| PROVIDED DATA |
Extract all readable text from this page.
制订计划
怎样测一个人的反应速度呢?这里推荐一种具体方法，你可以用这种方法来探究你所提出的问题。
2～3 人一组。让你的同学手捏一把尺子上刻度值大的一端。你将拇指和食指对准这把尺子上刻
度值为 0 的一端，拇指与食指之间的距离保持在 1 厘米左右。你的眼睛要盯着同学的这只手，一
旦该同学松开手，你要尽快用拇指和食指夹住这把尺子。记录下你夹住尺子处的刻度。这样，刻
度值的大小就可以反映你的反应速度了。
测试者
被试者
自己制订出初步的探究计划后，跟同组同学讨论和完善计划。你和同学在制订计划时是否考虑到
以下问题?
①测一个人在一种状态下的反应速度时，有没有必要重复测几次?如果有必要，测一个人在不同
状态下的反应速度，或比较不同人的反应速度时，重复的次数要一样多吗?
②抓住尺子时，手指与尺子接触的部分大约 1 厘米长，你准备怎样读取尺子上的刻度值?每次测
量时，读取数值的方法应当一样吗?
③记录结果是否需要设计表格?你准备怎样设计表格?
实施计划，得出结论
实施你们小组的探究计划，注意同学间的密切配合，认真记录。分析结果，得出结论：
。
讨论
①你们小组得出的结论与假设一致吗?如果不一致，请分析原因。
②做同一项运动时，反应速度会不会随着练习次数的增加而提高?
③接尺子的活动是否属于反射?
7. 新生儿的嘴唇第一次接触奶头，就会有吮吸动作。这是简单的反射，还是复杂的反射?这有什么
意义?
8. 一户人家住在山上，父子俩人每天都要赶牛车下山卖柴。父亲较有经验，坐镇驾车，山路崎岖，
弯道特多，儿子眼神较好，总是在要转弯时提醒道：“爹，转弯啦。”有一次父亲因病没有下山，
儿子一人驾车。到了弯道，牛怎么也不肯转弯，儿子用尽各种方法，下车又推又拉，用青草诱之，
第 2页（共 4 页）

| WHAT TO WORK ON |
Every record shown above should be written out again exactly.

| ANSWER TO THE PROBLEM |
Extract all readable text from this page.
制订计划
怎样测一个人的反应速度呢?这里推荐一种具体方法，你可以用这种方法来探究你所提出的问题。
2～3 人一组。让你的同学手捏一把尺子上刻度值大的一端。你将拇指和食指对准这把尺子上刻
度值为 0 的一端，拇指与食指之间的距离保持在 1 厘米左右。你的眼睛要盯着同学的这只手，一
旦该同学松开手，你要尽快用拇指和食指夹住这把尺子。记录下你夹住尺子处的刻度。这样，刻
度值的大小就可以反映你的反应速度了。
测试者
被试者
自己制订出初步的探究计划后，跟同组同学讨论和完善计划。你和同学在制订计划时是否考虑到
以下问题?
①测一个人在一种状态下的反应速度时，有没有必要重复测几次?如果有必要，测一个人在不同
状态下的反应速度，或比较不同人的反应速度时，重复的次数要一样多吗?
②抓住尺子时，手指与尺子接触的部分大约 1 厘米长，你准备怎样读取尺子上的刻度值?每次测
量时，读取数值的方法应当一样吗?
③记录结果是否需要设计表格?你准备怎样设计表格?
实施计划，得出结论
实施你们小组的探究计划，注意同学间的密切配合，认真记录。分析结果，得出结论：
。
讨论
①你们小组得出的结论与假设一致吗?如果不一致，请分析原因。
②做同一项运动时，反应速度会不会随着练习次数的增加而提高?
③接尺子的活动是否属于反射?
7. 新生儿的嘴唇第一次接触奶头，就会有吮吸动作。这是简单的反射，还是复杂的反射?这有什么
意义?
8. 一户人家住在山上，父子俩人每天都要赶牛车下山卖柴。父亲较有经验，坐镇驾车，山路崎岖，
弯道特多，儿子眼神较好，总是在要转弯时提醒道：“爹，转弯啦。”有一次父亲因病没有下山，
儿子一人驾车。到了弯道，牛怎么也不肯转弯，儿子用尽各种方法，下车又推又拉，用青草诱之，
第 2页（共 4 页）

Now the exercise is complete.